* [Exercise instructions]: Find the lines that hold "JSON". Report only how many there are.

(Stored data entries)
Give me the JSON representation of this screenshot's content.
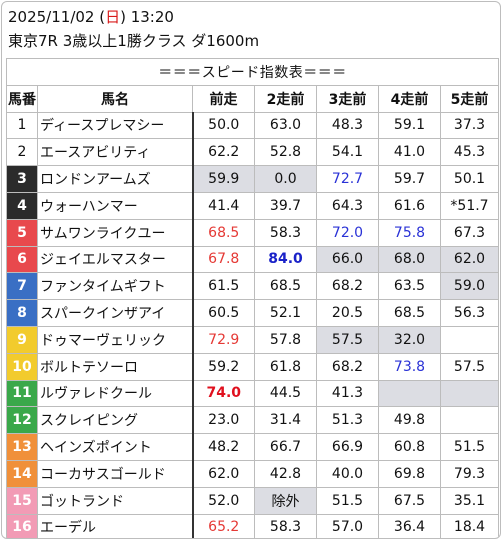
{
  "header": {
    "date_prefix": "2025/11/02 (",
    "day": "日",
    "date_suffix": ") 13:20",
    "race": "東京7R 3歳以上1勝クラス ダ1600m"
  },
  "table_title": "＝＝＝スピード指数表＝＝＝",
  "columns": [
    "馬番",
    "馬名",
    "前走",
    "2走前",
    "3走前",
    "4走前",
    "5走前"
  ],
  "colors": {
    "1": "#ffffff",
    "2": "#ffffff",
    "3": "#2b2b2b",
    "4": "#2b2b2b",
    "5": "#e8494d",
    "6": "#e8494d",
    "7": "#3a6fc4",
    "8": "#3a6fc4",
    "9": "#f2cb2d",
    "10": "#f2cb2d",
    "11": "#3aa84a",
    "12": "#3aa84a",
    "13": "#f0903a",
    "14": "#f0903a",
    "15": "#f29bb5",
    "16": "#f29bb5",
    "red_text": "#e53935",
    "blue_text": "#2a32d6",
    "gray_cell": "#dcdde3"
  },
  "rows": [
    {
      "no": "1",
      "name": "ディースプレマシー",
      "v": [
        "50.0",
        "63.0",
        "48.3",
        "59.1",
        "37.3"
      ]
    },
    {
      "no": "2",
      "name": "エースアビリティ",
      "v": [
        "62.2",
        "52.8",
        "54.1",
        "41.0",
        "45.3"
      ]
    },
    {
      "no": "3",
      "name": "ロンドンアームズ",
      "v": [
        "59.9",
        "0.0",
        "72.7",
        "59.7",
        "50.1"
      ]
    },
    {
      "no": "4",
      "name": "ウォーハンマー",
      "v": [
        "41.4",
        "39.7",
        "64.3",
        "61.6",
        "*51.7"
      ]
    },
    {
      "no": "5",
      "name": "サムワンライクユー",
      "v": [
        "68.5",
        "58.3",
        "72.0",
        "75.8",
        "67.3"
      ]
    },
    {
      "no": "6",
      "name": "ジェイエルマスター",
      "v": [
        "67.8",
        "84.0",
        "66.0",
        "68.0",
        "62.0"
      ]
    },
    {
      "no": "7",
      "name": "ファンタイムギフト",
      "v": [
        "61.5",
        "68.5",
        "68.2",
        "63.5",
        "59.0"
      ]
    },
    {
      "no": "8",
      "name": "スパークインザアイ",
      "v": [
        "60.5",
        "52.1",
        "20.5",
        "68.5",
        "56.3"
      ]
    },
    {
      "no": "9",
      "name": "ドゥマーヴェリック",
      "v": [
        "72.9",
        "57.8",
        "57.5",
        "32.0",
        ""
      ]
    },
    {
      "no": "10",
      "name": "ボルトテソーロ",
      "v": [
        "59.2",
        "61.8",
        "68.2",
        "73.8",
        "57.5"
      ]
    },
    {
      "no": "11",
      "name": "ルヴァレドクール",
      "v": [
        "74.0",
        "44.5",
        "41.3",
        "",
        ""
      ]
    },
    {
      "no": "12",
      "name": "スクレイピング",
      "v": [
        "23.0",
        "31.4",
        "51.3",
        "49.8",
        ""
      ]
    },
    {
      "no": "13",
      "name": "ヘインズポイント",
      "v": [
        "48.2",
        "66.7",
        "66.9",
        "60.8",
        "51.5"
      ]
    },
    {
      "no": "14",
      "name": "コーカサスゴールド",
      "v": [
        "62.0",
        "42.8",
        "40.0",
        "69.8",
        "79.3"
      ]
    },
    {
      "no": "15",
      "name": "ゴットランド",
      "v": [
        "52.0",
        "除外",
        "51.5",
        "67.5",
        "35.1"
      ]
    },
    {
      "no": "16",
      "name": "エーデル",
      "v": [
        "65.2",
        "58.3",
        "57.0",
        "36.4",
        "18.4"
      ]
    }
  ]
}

---

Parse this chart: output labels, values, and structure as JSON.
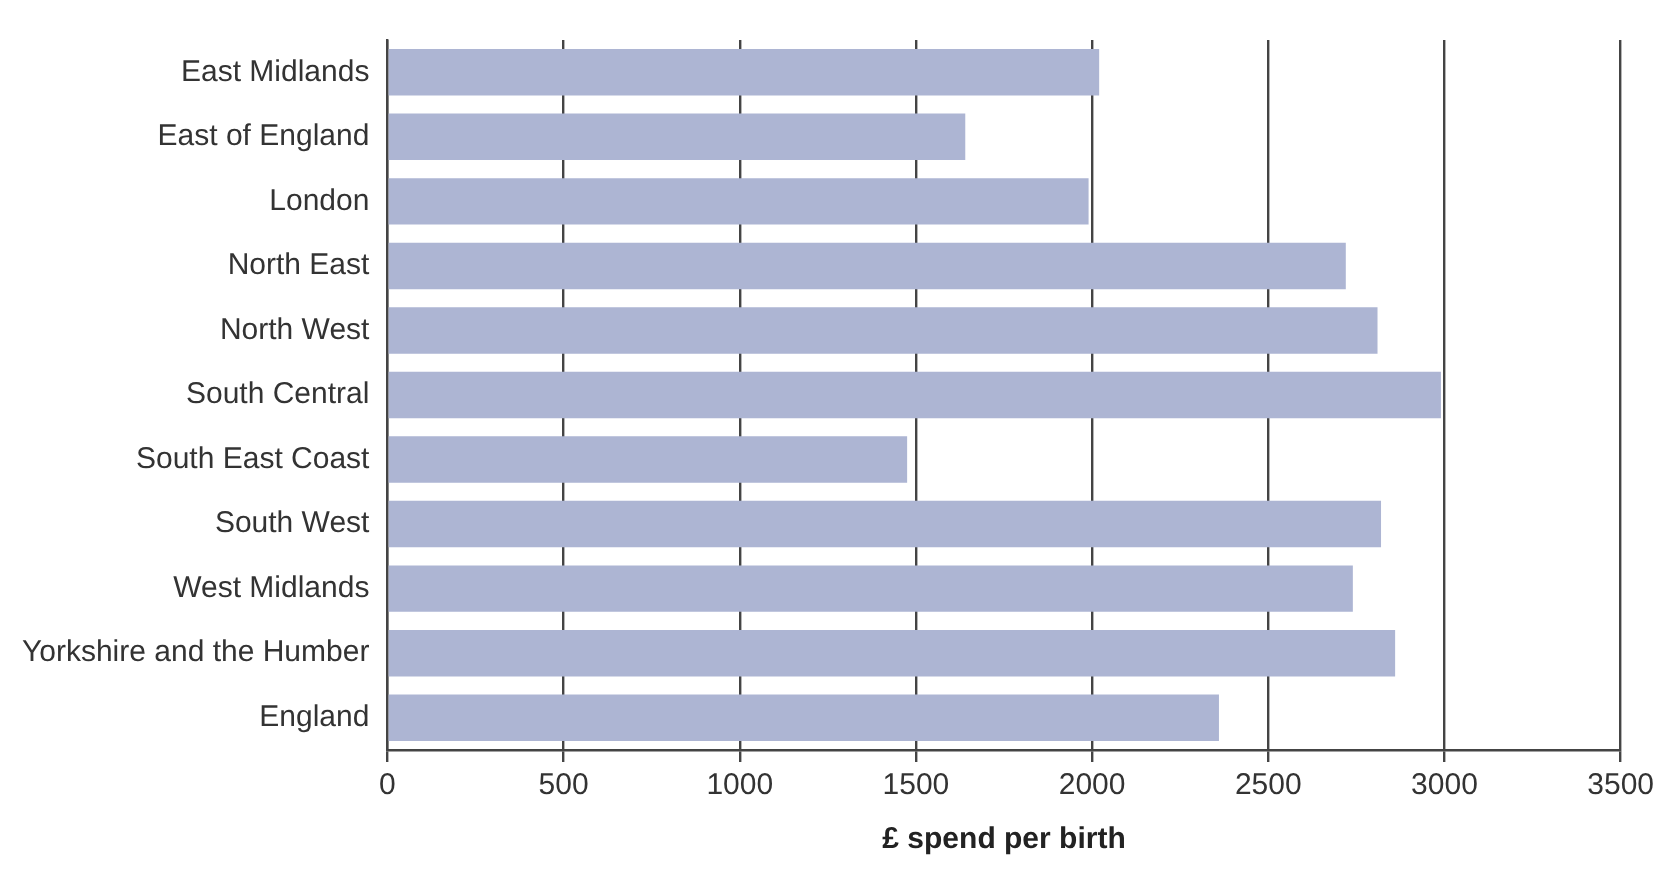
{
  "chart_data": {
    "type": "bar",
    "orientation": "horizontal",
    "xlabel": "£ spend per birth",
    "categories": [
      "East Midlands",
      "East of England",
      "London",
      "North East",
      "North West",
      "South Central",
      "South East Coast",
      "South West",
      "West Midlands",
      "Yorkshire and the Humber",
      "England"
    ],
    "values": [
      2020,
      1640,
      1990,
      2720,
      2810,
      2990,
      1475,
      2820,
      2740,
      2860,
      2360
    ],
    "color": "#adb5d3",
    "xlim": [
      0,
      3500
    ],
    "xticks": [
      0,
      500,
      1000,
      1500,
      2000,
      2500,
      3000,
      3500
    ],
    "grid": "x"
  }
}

* [Task answer]: 2